**DIRECTION**
Identify and pull out each line of the entries in which "rank" occurs.

— START DATASET RECORDS —

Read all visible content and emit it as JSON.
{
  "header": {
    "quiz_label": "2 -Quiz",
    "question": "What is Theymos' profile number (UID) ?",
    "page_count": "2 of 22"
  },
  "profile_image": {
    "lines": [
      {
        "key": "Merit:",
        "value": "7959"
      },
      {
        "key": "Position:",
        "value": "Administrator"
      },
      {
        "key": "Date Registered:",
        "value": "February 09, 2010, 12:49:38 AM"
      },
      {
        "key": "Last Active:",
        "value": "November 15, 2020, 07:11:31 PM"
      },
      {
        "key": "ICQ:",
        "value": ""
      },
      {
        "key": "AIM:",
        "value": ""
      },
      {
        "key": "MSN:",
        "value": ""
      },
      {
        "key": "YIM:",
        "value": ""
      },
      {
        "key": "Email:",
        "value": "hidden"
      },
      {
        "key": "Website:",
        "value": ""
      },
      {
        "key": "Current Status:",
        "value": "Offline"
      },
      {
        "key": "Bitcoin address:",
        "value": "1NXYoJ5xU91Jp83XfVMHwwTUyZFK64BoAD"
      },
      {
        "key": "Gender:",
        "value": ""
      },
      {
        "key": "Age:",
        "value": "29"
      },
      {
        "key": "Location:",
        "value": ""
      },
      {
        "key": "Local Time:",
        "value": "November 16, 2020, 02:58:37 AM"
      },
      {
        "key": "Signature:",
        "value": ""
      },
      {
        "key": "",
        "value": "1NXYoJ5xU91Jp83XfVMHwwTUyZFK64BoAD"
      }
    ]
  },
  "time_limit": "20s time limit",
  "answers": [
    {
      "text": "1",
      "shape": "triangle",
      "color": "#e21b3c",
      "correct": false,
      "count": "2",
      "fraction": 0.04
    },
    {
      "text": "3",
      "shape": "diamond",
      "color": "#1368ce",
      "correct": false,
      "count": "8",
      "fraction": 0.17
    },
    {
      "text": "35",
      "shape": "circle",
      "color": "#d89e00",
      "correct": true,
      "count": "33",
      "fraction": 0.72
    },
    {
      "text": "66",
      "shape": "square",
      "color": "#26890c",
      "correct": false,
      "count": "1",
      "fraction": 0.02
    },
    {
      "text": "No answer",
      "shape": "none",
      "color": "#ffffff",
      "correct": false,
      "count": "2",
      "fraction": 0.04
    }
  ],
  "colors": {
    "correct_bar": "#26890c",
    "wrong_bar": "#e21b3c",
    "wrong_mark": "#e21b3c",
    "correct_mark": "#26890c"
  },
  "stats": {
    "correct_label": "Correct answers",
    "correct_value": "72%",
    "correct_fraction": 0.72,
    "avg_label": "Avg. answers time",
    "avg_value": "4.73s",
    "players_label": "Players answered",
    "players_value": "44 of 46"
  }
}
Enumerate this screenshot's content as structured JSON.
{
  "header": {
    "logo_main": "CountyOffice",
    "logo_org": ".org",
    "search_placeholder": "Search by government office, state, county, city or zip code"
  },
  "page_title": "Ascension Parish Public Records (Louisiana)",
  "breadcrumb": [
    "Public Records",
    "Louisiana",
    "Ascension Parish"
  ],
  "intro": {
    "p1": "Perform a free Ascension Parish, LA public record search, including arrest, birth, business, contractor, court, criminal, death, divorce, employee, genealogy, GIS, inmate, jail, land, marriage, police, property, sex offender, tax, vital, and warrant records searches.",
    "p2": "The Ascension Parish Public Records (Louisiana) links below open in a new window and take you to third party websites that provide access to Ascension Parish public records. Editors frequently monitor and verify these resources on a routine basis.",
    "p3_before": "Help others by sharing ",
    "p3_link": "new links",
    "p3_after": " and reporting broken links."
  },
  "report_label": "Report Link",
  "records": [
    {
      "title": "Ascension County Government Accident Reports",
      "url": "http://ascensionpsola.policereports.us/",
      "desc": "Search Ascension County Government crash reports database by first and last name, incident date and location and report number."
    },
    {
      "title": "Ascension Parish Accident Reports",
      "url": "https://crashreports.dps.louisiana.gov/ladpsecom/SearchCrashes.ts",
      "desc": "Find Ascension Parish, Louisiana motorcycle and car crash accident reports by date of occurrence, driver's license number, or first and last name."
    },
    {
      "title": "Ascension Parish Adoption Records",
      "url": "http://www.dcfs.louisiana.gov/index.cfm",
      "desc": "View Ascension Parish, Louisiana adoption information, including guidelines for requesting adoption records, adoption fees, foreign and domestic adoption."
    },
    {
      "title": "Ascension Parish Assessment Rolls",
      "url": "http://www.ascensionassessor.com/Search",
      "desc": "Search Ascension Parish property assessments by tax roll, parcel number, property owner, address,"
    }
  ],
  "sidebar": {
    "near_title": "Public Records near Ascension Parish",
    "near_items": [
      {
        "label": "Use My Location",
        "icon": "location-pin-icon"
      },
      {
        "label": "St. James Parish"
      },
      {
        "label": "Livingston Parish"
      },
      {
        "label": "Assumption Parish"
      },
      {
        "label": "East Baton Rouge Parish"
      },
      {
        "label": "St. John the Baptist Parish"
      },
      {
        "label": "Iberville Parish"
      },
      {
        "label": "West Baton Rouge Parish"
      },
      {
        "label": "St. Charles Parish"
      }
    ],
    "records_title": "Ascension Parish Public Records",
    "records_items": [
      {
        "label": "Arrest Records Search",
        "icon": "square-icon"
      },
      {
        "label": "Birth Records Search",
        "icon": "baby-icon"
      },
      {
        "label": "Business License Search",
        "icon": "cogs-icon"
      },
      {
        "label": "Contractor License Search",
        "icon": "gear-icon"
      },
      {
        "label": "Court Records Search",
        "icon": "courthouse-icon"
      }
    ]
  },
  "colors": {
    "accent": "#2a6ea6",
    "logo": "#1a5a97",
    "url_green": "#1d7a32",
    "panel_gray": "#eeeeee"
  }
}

— END DATASET RECORDS —
— START DATASET RECORDS —

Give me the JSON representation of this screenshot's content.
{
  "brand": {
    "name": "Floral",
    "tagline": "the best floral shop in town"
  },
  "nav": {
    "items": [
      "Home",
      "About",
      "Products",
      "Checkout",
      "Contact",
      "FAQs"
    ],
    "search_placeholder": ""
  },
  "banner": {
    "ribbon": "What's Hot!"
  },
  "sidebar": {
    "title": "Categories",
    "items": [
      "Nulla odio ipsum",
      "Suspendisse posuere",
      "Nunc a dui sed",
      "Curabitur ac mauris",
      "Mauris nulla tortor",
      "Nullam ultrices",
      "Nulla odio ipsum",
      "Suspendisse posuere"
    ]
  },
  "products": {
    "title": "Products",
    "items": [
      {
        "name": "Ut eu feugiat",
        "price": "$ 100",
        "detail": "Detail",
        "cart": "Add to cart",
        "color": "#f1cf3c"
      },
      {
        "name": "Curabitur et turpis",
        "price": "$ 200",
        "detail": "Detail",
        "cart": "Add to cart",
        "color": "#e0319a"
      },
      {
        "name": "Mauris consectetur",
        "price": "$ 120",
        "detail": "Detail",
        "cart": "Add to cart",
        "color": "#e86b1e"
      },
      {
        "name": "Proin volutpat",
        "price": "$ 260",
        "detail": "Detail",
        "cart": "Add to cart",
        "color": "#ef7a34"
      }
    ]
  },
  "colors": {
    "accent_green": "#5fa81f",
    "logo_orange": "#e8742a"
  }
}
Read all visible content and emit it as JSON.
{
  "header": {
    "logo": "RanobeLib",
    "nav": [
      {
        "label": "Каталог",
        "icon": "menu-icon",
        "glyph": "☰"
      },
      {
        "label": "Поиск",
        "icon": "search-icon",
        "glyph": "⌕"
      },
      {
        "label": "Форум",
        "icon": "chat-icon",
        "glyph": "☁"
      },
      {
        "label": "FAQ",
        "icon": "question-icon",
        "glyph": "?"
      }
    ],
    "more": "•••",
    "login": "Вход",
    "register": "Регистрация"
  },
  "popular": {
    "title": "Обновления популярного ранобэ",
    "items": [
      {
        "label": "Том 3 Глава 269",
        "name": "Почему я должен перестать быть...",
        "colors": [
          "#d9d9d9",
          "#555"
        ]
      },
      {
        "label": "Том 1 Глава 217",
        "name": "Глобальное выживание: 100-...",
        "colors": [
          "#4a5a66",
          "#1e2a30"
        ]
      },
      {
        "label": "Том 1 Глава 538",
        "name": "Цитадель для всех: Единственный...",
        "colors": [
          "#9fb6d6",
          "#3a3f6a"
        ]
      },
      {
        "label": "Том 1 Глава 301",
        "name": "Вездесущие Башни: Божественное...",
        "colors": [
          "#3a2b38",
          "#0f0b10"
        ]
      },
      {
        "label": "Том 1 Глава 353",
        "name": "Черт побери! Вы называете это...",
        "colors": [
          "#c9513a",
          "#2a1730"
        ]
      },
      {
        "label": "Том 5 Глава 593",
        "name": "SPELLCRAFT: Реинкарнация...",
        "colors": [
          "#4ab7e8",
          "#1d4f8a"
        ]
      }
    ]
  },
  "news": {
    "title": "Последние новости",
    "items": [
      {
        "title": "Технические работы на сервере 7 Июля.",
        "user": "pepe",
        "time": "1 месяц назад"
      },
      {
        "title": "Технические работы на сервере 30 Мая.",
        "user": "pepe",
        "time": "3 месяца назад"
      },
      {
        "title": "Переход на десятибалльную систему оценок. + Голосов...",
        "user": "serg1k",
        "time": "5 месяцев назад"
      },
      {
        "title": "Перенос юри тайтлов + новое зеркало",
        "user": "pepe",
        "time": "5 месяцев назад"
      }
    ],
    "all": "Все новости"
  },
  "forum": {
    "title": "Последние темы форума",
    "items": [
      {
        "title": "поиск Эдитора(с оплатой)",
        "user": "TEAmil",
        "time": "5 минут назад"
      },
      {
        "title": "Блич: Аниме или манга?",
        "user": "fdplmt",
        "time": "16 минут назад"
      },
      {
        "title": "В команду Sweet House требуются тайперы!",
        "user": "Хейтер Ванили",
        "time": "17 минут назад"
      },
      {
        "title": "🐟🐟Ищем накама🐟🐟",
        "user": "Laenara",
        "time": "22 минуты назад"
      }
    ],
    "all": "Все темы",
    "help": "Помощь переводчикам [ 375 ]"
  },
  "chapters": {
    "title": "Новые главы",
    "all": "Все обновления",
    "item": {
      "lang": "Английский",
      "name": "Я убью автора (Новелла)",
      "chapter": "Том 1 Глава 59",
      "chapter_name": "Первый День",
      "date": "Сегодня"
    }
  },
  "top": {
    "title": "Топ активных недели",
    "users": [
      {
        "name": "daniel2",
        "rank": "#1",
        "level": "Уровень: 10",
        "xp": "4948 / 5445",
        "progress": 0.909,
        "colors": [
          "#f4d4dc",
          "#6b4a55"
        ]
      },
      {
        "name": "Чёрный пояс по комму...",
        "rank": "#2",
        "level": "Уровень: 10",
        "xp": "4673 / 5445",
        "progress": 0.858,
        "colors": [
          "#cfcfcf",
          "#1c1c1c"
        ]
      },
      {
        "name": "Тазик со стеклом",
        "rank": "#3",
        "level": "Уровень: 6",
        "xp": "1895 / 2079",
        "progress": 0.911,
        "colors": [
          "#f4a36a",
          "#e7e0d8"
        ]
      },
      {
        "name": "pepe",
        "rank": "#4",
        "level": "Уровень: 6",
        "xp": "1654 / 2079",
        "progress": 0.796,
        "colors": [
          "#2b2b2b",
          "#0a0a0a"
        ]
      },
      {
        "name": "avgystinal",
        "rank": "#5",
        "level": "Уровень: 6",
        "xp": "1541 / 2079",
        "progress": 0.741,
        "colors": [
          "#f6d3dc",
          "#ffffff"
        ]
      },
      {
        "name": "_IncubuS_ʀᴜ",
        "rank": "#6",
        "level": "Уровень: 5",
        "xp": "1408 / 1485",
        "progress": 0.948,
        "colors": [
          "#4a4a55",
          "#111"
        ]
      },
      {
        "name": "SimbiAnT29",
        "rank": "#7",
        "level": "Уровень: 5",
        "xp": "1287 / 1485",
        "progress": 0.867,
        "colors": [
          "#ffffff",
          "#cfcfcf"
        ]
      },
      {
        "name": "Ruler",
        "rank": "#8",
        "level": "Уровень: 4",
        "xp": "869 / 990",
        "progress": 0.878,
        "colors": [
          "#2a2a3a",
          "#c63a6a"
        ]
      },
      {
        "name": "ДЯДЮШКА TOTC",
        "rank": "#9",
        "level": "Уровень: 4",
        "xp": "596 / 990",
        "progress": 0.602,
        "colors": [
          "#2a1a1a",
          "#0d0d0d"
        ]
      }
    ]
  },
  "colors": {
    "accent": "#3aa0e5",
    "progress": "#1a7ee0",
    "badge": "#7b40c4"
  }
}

— END DATASET RECORDS —
— START DATASET RECORDS —

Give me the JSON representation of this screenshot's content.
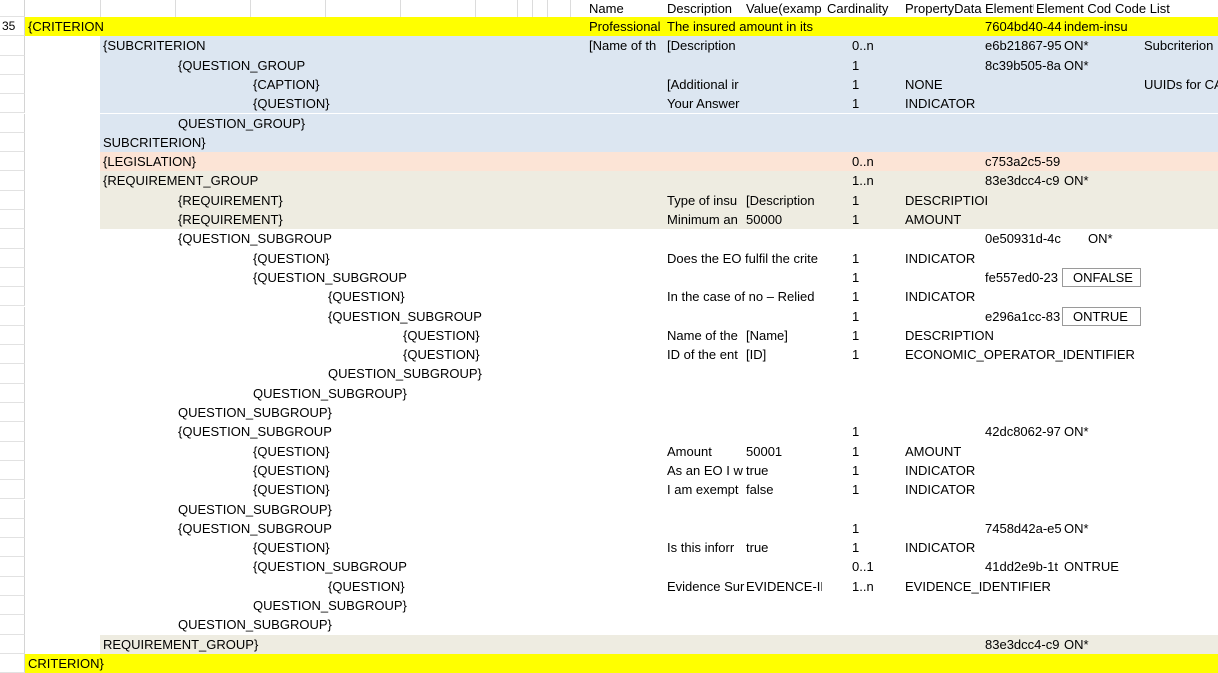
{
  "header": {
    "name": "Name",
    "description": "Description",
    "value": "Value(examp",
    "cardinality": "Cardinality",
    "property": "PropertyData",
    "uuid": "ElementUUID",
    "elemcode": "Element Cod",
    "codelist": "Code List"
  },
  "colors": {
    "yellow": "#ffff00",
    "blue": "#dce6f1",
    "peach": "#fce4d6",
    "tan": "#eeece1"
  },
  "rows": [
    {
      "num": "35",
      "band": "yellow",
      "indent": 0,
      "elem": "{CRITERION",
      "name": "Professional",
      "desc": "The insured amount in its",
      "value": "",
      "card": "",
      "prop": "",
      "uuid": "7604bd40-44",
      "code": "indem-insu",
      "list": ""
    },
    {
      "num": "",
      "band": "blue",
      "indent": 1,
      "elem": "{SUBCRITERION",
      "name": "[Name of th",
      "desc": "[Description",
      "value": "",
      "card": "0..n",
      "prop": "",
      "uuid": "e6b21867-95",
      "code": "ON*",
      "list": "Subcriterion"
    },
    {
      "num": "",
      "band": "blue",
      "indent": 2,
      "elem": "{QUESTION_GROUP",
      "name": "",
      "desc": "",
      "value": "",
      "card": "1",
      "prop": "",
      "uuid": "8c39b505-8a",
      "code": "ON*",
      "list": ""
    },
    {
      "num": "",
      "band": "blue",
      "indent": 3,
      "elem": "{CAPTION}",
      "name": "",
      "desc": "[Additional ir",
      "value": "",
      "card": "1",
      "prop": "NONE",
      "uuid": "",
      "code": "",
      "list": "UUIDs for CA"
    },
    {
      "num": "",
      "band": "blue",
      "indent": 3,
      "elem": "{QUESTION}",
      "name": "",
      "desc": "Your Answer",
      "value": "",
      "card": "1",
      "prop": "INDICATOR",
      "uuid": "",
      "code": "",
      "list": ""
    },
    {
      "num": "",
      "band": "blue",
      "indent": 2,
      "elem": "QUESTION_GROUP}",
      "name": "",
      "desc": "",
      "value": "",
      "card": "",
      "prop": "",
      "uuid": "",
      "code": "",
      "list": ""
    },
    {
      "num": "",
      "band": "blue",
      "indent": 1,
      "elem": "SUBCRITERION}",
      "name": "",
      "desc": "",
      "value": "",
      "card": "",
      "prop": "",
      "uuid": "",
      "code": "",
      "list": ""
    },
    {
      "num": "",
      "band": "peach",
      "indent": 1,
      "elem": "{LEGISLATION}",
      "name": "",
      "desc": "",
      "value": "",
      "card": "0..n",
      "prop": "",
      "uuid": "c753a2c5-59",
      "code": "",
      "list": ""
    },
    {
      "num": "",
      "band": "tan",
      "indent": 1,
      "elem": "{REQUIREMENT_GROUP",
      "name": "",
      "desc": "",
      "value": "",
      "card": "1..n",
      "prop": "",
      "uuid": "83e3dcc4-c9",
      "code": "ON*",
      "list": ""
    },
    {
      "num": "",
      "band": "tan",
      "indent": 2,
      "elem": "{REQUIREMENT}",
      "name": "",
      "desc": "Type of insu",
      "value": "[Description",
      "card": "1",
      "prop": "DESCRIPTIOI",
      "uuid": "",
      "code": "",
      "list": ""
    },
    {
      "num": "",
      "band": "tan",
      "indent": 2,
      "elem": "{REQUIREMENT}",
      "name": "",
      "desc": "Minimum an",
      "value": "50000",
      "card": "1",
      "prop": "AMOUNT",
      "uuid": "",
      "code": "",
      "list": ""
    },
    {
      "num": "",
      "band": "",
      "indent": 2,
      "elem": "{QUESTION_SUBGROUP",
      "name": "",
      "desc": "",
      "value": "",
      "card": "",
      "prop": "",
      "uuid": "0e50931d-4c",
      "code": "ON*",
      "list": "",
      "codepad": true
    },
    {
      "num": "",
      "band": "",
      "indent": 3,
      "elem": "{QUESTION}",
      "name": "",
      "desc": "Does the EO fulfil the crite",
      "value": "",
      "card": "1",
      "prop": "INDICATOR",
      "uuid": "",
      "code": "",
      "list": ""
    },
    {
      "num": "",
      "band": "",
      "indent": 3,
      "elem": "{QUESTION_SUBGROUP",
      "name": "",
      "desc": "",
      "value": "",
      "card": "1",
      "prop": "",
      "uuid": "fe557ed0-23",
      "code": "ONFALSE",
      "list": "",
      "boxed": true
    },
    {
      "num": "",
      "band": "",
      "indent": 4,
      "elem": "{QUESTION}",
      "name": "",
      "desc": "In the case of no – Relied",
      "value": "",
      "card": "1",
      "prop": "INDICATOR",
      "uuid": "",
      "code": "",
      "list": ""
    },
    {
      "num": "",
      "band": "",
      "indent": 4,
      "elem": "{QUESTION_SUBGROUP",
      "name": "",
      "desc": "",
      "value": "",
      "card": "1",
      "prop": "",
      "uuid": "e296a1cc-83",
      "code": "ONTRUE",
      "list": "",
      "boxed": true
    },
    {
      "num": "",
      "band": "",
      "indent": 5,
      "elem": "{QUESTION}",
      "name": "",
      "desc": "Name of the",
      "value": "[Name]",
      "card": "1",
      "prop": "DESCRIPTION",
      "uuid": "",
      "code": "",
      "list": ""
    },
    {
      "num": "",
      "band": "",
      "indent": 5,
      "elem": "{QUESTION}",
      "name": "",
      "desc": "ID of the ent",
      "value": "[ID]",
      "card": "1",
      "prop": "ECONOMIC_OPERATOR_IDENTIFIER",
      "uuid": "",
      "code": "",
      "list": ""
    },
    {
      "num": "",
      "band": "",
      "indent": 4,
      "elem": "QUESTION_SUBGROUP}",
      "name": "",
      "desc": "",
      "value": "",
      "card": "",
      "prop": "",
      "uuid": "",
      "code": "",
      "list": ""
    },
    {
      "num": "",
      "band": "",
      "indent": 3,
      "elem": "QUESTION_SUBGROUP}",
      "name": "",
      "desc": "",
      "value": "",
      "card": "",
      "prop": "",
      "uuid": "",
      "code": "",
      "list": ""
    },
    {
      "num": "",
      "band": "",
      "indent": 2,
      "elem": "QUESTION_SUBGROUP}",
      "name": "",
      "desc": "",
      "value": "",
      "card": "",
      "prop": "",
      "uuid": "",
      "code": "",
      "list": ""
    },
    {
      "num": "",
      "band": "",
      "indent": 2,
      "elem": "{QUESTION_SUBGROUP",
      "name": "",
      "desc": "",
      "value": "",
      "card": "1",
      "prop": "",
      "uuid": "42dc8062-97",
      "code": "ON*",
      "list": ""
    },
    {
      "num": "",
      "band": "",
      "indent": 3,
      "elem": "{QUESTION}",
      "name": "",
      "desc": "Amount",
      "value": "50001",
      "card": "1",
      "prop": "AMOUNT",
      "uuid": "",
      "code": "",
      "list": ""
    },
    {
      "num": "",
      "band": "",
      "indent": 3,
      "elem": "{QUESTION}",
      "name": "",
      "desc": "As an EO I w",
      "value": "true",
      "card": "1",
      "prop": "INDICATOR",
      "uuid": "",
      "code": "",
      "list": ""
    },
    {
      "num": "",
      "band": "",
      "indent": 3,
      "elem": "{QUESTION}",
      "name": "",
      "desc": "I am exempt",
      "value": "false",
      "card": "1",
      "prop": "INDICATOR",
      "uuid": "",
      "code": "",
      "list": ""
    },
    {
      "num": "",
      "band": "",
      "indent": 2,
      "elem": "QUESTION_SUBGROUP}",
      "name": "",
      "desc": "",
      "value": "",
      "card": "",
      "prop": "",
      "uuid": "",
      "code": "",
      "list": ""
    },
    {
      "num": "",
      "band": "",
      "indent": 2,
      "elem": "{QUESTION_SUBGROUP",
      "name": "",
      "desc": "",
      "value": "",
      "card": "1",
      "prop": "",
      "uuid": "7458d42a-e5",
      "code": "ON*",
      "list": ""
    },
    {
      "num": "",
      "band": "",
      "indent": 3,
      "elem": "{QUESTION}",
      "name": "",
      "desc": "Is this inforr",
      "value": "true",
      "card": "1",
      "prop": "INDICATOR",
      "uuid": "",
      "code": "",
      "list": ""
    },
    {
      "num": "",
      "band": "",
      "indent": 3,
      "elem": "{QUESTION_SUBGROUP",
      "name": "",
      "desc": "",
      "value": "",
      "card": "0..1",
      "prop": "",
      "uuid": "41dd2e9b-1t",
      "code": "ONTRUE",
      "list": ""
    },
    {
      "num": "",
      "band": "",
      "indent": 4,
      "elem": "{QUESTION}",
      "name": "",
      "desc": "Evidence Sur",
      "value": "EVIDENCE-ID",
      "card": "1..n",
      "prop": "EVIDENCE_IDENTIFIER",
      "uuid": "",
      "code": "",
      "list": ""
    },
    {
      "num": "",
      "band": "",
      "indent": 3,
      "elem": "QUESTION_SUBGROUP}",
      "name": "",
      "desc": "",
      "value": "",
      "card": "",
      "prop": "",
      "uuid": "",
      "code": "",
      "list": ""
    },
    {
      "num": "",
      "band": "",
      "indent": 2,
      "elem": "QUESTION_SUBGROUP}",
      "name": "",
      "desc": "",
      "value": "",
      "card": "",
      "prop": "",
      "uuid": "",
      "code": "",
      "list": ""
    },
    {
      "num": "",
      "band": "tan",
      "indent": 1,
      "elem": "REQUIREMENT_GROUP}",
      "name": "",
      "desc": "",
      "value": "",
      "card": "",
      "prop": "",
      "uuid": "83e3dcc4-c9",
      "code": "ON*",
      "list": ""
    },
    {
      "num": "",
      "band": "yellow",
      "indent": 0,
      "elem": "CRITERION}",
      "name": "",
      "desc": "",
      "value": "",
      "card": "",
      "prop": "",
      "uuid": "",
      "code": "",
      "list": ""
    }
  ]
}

— END DATASET RECORDS —

**REPLY**
        "rank": "#1",
        "rank": "#2",
        "rank": "#3",
        "rank": "#4",
        "rank": "#5",
        "rank": "#6",
        "rank": "#7",
        "rank": "#8",
        "rank": "#9",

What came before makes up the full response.